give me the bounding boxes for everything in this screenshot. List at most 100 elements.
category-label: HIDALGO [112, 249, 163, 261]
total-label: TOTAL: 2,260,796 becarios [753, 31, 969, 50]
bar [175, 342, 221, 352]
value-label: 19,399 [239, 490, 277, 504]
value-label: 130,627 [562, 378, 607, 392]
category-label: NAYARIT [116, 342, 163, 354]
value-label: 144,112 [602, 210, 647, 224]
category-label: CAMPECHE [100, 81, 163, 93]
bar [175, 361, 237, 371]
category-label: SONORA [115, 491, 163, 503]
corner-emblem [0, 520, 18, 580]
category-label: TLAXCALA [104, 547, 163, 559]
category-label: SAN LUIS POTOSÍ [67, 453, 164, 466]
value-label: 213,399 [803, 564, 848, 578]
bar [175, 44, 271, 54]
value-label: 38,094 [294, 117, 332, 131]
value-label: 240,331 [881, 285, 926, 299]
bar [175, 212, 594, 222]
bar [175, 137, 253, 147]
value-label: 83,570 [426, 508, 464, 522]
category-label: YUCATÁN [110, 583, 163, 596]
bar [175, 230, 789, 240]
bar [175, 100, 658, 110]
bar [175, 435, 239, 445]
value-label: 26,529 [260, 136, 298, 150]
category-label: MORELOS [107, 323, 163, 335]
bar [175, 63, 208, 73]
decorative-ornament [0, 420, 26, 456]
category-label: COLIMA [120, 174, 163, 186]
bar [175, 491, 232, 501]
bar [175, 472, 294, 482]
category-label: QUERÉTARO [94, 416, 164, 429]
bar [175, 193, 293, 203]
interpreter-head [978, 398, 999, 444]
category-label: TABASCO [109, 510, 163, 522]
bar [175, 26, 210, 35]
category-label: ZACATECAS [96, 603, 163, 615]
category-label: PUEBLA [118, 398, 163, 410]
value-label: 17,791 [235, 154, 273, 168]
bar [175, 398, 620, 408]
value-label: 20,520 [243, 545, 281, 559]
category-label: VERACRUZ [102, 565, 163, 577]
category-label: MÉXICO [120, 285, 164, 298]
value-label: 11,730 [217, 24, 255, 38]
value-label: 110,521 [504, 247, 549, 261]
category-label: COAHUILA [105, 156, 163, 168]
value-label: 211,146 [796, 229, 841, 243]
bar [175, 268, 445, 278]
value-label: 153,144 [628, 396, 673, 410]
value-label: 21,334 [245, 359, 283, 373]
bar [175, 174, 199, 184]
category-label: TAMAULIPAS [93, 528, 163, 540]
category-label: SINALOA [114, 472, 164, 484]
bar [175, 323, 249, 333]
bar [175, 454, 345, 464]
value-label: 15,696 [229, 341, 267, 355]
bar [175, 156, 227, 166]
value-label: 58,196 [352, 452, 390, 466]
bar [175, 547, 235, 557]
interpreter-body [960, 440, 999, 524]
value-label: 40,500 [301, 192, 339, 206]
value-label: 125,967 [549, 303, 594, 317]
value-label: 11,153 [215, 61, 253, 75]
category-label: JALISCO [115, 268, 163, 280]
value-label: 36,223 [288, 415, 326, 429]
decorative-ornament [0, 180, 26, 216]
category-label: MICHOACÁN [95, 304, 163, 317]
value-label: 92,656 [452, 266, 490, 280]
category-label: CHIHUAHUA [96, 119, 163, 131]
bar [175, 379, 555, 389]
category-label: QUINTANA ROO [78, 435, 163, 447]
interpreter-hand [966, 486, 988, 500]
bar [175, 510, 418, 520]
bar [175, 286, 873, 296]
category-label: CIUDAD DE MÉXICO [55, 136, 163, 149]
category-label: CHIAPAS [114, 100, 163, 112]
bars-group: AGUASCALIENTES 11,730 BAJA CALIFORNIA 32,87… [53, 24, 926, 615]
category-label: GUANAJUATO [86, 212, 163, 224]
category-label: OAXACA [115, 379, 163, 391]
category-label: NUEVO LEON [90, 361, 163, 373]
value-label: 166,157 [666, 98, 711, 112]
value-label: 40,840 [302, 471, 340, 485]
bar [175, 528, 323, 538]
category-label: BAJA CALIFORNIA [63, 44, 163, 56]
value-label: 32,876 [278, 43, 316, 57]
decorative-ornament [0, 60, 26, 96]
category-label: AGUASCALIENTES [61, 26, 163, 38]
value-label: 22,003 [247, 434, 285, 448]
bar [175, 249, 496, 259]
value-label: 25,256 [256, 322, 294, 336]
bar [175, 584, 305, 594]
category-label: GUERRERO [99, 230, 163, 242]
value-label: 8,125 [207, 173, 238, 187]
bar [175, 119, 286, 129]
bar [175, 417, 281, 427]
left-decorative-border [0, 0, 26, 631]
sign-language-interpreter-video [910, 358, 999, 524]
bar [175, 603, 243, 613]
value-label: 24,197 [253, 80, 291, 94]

====

◆ **TASK OBJECTIVE**: Rewrite the entries above, changing each "value-label" to "amount-label" and keeping everything else the same.

◆ **EXERCISE SOLUTION**:
give me the bounding boxes for everything in this screenshot. List at most 100 elements.
category-label: HIDALGO [112, 249, 163, 261]
total-label: TOTAL: 2,260,796 becarios [753, 31, 969, 50]
bar [175, 342, 221, 352]
amount-label: 19,399 [239, 490, 277, 504]
amount-label: 130,627 [562, 378, 607, 392]
category-label: NAYARIT [116, 342, 163, 354]
amount-label: 144,112 [602, 210, 647, 224]
category-label: CAMPECHE [100, 81, 163, 93]
bar [175, 361, 237, 371]
category-label: SONORA [115, 491, 163, 503]
corner-emblem [0, 520, 18, 580]
category-label: TLAXCALA [104, 547, 163, 559]
category-label: SAN LUIS POTOSÍ [67, 453, 164, 466]
amount-label: 213,399 [803, 564, 848, 578]
bar [175, 44, 271, 54]
amount-label: 38,094 [294, 117, 332, 131]
amount-label: 240,331 [881, 285, 926, 299]
bar [175, 212, 594, 222]
bar [175, 137, 253, 147]
amount-label: 83,570 [426, 508, 464, 522]
category-label: YUCATÁN [110, 583, 163, 596]
bar [175, 230, 789, 240]
bar [175, 100, 658, 110]
bar [175, 435, 239, 445]
amount-label: 26,529 [260, 136, 298, 150]
category-label: MORELOS [107, 323, 163, 335]
bar [175, 63, 208, 73]
decorative-ornament [0, 420, 26, 456]
category-label: COLIMA [120, 174, 163, 186]
bar [175, 491, 232, 501]
bar [175, 472, 294, 482]
category-label: QUERÉTARO [94, 416, 164, 429]
bar [175, 193, 293, 203]
interpreter-head [978, 398, 999, 444]
category-label: TABASCO [109, 510, 163, 522]
bar [175, 26, 210, 35]
category-label: ZACATECAS [96, 603, 163, 615]
category-label: PUEBLA [118, 398, 163, 410]
amount-label: 17,791 [235, 154, 273, 168]
bar [175, 398, 620, 408]
amount-label: 20,520 [243, 545, 281, 559]
category-label: VERACRUZ [102, 565, 163, 577]
category-label: MÉXICO [120, 285, 164, 298]
amount-label: 11,730 [217, 24, 255, 38]
amount-label: 110,521 [504, 247, 549, 261]
category-label: COAHUILA [105, 156, 163, 168]
amount-label: 211,146 [796, 229, 841, 243]
bar [175, 268, 445, 278]
amount-label: 153,144 [628, 396, 673, 410]
amount-label: 21,334 [245, 359, 283, 373]
bar [175, 174, 199, 184]
category-label: TAMAULIPAS [93, 528, 163, 540]
category-label: SINALOA [114, 472, 164, 484]
bar [175, 323, 249, 333]
bar [175, 454, 345, 464]
amount-label: 15,696 [229, 341, 267, 355]
bar [175, 156, 227, 166]
amount-label: 58,196 [352, 452, 390, 466]
bar [175, 547, 235, 557]
interpreter-body [960, 440, 999, 524]
amount-label: 40,500 [301, 192, 339, 206]
amount-label: 125,967 [549, 303, 594, 317]
amount-label: 11,153 [215, 61, 253, 75]
category-label: JALISCO [115, 268, 163, 280]
amount-label: 36,223 [288, 415, 326, 429]
decorative-ornament [0, 180, 26, 216]
category-label: MICHOACÁN [95, 304, 163, 317]
amount-label: 92,656 [452, 266, 490, 280]
category-label: CHIHUAHUA [96, 119, 163, 131]
bar [175, 379, 555, 389]
category-label: QUINTANA ROO [78, 435, 163, 447]
interpreter-hand [966, 486, 988, 500]
bar [175, 510, 418, 520]
bar [175, 286, 873, 296]
category-label: CIUDAD DE MÉXICO [55, 136, 163, 149]
category-label: CHIAPAS [114, 100, 163, 112]
bars-group: AGUASCALIENTES 11,730 BAJA CALIFORNIA 32,87… [53, 24, 926, 615]
category-label: GUANAJUATO [86, 212, 163, 224]
category-label: OAXACA [115, 379, 163, 391]
category-label: NUEVO LEON [90, 361, 163, 373]
amount-label: 166,157 [666, 98, 711, 112]
amount-label: 40,840 [302, 471, 340, 485]
bar [175, 528, 323, 538]
category-label: BAJA CALIFORNIA [63, 44, 163, 56]
amount-label: 32,876 [278, 43, 316, 57]
decorative-ornament [0, 60, 26, 96]
category-label: AGUASCALIENTES [61, 26, 163, 38]
amount-label: 22,003 [247, 434, 285, 448]
bar [175, 249, 496, 259]
amount-label: 25,256 [256, 322, 294, 336]
bar [175, 584, 305, 594]
category-label: GUERRERO [99, 230, 163, 242]
amount-label: 8,125 [207, 173, 238, 187]
bar [175, 119, 286, 129]
bar [175, 417, 281, 427]
left-decorative-border [0, 0, 26, 631]
sign-language-interpreter-video [910, 358, 999, 524]
bar [175, 603, 243, 613]
amount-label: 24,197 [253, 80, 291, 94]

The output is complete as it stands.